Task description.
Transcribe all of the records precisely as they are presented.

— Begin Material for the task —

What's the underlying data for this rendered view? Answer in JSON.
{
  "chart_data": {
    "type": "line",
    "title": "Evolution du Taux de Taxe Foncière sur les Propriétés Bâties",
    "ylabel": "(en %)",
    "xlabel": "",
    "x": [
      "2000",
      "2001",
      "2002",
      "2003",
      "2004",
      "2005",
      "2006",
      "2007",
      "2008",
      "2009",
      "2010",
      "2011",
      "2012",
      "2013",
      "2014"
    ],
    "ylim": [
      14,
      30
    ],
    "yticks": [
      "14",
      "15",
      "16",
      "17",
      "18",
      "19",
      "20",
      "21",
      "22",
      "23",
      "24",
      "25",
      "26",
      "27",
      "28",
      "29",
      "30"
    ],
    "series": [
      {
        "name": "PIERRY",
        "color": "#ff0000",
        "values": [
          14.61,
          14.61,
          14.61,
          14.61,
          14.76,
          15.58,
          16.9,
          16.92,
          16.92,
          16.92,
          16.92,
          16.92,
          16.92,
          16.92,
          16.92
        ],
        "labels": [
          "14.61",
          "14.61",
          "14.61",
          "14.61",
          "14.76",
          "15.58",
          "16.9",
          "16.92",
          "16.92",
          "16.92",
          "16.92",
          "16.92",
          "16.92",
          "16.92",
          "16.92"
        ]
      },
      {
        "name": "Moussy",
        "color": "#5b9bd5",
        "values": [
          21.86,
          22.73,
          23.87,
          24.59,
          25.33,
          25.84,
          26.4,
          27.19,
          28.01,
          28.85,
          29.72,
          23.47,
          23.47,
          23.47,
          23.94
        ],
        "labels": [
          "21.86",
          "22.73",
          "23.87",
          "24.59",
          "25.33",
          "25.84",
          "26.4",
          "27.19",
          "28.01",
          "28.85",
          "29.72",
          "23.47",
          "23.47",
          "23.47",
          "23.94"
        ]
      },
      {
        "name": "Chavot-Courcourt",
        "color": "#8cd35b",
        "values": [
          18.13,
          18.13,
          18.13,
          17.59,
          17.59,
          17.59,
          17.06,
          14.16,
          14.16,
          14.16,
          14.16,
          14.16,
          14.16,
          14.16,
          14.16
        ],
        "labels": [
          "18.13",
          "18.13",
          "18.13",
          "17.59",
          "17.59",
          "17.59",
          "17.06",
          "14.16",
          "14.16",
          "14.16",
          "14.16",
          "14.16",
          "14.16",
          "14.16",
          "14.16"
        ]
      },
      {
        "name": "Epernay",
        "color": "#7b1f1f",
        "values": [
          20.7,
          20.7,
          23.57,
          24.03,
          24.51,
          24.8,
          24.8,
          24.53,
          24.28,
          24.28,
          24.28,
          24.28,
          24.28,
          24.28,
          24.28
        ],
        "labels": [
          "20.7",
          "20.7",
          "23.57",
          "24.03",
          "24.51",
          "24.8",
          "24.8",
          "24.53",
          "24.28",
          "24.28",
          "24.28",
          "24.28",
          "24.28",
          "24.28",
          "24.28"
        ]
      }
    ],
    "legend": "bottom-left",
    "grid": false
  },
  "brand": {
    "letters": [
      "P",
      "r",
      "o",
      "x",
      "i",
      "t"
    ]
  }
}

— End Material for the task —

Response to the exercise.
What's the underlying data for this rendered view? Answer in JSON.
{
  "chart_data": {
    "type": "line",
    "title": "Evolution du Taux de Taxe Foncière sur les Propriétés Bâties",
    "ylabel": "(en %)",
    "xlabel": "",
    "x": [
      "2000",
      "2001",
      "2002",
      "2003",
      "2004",
      "2005",
      "2006",
      "2007",
      "2008",
      "2009",
      "2010",
      "2011",
      "2012",
      "2013",
      "2014"
    ],
    "ylim": [
      14,
      30
    ],
    "yticks": [
      "14",
      "15",
      "16",
      "17",
      "18",
      "19",
      "20",
      "21",
      "22",
      "23",
      "24",
      "25",
      "26",
      "27",
      "28",
      "29",
      "30"
    ],
    "series": [
      {
        "name": "PIERRY",
        "color": "#ff0000",
        "values": [
          14.61,
          14.61,
          14.61,
          14.61,
          14.76,
          15.58,
          16.9,
          16.92,
          16.92,
          16.92,
          16.92,
          16.92,
          16.92,
          16.92,
          16.92
        ],
        "labels": [
          "14.61",
          "14.61",
          "14.61",
          "14.61",
          "14.76",
          "15.58",
          "16.9",
          "16.92",
          "16.92",
          "16.92",
          "16.92",
          "16.92",
          "16.92",
          "16.92",
          "16.92"
        ]
      },
      {
        "name": "Moussy",
        "color": "#5b9bd5",
        "values": [
          21.86,
          22.73,
          23.87,
          24.59,
          25.33,
          25.84,
          26.4,
          27.19,
          28.01,
          28.85,
          29.72,
          23.47,
          23.47,
          23.47,
          23.94
        ],
        "labels": [
          "21.86",
          "22.73",
          "23.87",
          "24.59",
          "25.33",
          "25.84",
          "26.4",
          "27.19",
          "28.01",
          "28.85",
          "29.72",
          "23.47",
          "23.47",
          "23.47",
          "23.94"
        ]
      },
      {
        "name": "Chavot-Courcourt",
        "color": "#8cd35b",
        "values": [
          18.13,
          18.13,
          18.13,
          17.59,
          17.59,
          17.59,
          17.06,
          14.16,
          14.16,
          14.16,
          14.16,
          14.16,
          14.16,
          14.16,
          14.16
        ],
        "labels": [
          "18.13",
          "18.13",
          "18.13",
          "17.59",
          "17.59",
          "17.59",
          "17.06",
          "14.16",
          "14.16",
          "14.16",
          "14.16",
          "14.16",
          "14.16",
          "14.16",
          "14.16"
        ]
      },
      {
        "name": "Epernay",
        "color": "#7b1f1f",
        "values": [
          20.7,
          20.7,
          23.57,
          24.03,
          24.51,
          24.8,
          24.8,
          24.53,
          24.28,
          24.28,
          24.28,
          24.28,
          24.28,
          24.28,
          24.28
        ],
        "labels": [
          "20.7",
          "20.7",
          "23.57",
          "24.03",
          "24.51",
          "24.8",
          "24.8",
          "24.53",
          "24.28",
          "24.28",
          "24.28",
          "24.28",
          "24.28",
          "24.28",
          "24.28"
        ]
      }
    ],
    "legend": "bottom-left",
    "grid": false
  },
  "brand": {
    "letters": [
      "P",
      "r",
      "o",
      "x",
      "i",
      "t"
    ]
  }
}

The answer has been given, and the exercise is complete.